Work instructions:
Answer these questions from the article below on the Arctic drilling lawsuits:
(a) On what date did environmental activists file the lawsuits?
(b) Which 2017 law mandates a leasing program in ANWR?
(c) Who are Interior Secretary Bernhardt's codefendants in the ANWR case?

Passage shown:
========
Lawsuits oppose drilling in ANWR, expanded drilling in NPR-A

Sept. 7, 2020

Environmental activists filed lawsuits Aug. 24 to challenge Trump administration preparations for oil leasing in the Arctic National Wildlife Refuge (ANWR) and expanded leasing elsewhere on Alaska’s North Slope, in the National Petroleum Reserve-Alaska (NPR-A).

The court filings follow the issuance of a record of decision Aug. 17 that completed the regulatory steps necessary to allow leasing to go ahead on the ANWR coastal plain (OGJ Online, Aug. 17, 2020) and a final environmental impact statement issued published June 26 for a new integrated activity plan for NPR-A.

To fight the leasing plan for ANWR, the environmental groups had to deal with the fact that the Tax Cuts and Jobs Act of 2017 mandates a leasing program. The essence of their lawsuit is an argument that the plan violates environmental and land management laws by failing to minimize the acreage that can be leased under the 2017 law, and that the plan fails to include enough analysis.

The suit over NPR-A is narrower, focused on procedural details of one environmental law.

ANWR plan’s scale

The ANWR case is National Audubon Society v. David Bernhardt. Joining with the Audubon Society as plaintiffs are the Center for Biological Diversity, the Natural Resources Defense Council, and Friends of the Earth. Interior Secretary Bernhardt’s codefendants are the Bureau of Land Management (BLM) and the US Fish and Wildlife Service.

The plaintiffs argue that plan as developed in a final environmental impact statement (EIS) and a record of decision violates the National Environmental Policy Act (NEPA), the Endangered Species Act, the National Wildlife Refuge System Administration Act, the Alaska National Interest Lands Conservation Act (ANILCA), and the Administrative Procedure Act.
========
[Saved entries]
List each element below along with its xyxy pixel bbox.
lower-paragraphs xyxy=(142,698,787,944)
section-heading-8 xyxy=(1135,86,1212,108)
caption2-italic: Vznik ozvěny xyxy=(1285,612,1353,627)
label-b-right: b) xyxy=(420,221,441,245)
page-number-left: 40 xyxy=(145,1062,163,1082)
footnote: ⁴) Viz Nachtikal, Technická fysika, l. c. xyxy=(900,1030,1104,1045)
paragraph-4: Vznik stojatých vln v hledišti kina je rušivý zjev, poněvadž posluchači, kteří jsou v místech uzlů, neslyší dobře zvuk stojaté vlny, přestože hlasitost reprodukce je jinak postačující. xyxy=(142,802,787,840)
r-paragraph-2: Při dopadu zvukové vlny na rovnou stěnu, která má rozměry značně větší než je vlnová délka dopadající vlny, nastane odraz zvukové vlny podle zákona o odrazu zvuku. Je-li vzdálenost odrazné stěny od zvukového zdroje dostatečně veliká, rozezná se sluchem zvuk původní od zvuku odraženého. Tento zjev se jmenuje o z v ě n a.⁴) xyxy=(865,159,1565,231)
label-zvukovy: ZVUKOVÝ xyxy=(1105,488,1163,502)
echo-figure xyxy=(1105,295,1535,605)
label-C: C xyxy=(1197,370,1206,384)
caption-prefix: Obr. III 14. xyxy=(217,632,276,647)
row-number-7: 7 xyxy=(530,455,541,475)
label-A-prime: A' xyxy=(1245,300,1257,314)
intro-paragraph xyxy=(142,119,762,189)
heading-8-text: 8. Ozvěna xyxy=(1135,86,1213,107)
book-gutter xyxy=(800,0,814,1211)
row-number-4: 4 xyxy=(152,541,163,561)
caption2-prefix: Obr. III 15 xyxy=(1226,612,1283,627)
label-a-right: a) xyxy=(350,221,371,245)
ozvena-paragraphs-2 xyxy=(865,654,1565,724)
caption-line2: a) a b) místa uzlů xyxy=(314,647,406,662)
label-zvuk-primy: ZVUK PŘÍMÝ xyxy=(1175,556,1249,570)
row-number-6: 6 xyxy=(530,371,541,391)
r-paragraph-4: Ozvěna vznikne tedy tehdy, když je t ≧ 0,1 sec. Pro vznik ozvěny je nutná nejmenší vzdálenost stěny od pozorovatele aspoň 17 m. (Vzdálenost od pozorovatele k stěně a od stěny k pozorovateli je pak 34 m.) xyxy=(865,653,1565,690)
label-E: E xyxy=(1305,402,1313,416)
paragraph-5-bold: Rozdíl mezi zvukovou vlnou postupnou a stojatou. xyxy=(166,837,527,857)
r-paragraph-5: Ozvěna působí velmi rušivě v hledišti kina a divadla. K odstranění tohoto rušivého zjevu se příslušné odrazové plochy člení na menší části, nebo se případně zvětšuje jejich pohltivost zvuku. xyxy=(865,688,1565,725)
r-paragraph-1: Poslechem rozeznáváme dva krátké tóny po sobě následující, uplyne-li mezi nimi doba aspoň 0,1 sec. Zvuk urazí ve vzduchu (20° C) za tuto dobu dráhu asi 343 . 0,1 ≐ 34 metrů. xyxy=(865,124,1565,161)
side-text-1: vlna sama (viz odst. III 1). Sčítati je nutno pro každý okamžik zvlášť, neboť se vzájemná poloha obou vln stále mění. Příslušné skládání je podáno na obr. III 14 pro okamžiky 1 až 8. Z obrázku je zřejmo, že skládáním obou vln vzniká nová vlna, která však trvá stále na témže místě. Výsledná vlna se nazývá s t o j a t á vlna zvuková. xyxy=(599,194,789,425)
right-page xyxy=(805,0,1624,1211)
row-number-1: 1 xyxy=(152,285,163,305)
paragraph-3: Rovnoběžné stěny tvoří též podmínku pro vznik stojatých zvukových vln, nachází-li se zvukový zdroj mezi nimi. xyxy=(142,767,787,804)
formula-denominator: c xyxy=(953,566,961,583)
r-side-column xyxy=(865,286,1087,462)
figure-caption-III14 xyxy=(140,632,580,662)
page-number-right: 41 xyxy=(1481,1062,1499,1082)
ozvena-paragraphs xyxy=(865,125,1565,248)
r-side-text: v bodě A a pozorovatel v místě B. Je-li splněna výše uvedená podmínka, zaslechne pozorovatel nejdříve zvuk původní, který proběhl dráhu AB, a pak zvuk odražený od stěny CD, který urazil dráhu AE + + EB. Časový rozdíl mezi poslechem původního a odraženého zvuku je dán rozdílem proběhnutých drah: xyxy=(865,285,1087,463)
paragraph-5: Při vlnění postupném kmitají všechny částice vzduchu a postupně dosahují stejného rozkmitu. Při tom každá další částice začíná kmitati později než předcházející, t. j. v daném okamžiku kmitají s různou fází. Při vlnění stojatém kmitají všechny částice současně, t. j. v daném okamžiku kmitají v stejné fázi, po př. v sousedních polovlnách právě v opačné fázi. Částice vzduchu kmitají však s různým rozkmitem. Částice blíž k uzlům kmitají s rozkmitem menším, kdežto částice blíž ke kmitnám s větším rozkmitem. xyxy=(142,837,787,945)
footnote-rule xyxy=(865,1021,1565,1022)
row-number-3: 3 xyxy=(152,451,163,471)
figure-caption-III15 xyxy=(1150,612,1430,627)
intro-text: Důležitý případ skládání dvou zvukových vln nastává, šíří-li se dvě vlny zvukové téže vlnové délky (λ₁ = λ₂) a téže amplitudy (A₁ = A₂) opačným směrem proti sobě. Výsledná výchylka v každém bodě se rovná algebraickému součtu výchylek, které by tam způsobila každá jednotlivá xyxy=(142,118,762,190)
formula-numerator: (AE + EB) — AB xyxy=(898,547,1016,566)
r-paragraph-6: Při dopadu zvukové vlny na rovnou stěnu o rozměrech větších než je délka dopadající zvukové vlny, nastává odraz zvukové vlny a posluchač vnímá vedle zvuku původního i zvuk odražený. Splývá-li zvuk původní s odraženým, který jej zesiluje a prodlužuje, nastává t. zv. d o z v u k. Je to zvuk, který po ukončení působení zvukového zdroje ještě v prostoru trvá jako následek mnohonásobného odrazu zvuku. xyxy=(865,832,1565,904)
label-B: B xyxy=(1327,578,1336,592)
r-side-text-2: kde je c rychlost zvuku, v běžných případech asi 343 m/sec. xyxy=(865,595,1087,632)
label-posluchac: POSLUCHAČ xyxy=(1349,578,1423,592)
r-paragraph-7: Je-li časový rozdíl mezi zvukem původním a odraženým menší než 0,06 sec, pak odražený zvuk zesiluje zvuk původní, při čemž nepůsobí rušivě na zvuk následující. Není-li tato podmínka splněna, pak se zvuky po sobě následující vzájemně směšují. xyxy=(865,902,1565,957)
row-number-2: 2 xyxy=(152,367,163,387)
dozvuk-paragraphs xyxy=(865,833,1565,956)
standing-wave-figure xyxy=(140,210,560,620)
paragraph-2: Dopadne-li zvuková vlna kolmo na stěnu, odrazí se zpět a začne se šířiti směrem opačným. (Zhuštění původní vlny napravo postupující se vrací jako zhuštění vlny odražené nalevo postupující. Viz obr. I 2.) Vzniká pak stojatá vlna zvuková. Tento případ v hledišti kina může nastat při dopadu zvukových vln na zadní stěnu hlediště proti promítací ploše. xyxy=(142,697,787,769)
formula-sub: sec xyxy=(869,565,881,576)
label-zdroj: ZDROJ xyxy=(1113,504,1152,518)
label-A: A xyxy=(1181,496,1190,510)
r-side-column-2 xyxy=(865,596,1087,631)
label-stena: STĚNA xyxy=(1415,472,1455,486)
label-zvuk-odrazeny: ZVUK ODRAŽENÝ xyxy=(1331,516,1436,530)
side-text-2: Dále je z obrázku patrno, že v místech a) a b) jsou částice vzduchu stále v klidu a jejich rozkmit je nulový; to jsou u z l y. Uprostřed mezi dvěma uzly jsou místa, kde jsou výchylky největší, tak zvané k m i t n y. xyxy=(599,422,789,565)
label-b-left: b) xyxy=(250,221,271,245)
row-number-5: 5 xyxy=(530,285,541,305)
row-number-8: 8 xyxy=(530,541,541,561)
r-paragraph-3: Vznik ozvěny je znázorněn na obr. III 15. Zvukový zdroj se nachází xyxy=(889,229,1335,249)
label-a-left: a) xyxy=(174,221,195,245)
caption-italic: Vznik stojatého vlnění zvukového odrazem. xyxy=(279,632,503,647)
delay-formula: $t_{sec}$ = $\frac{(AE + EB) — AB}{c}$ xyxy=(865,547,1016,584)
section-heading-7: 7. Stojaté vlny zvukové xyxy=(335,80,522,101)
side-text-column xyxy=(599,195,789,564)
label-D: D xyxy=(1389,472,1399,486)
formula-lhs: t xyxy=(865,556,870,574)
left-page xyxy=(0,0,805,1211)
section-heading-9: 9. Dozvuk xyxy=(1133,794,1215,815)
========
Answer area:
(a) Aug. 24
(b) The Tax Cuts and Jobs Act of 2017
(c) The Bureau of Land Management (BLM) and the US Fish and Wildlife Service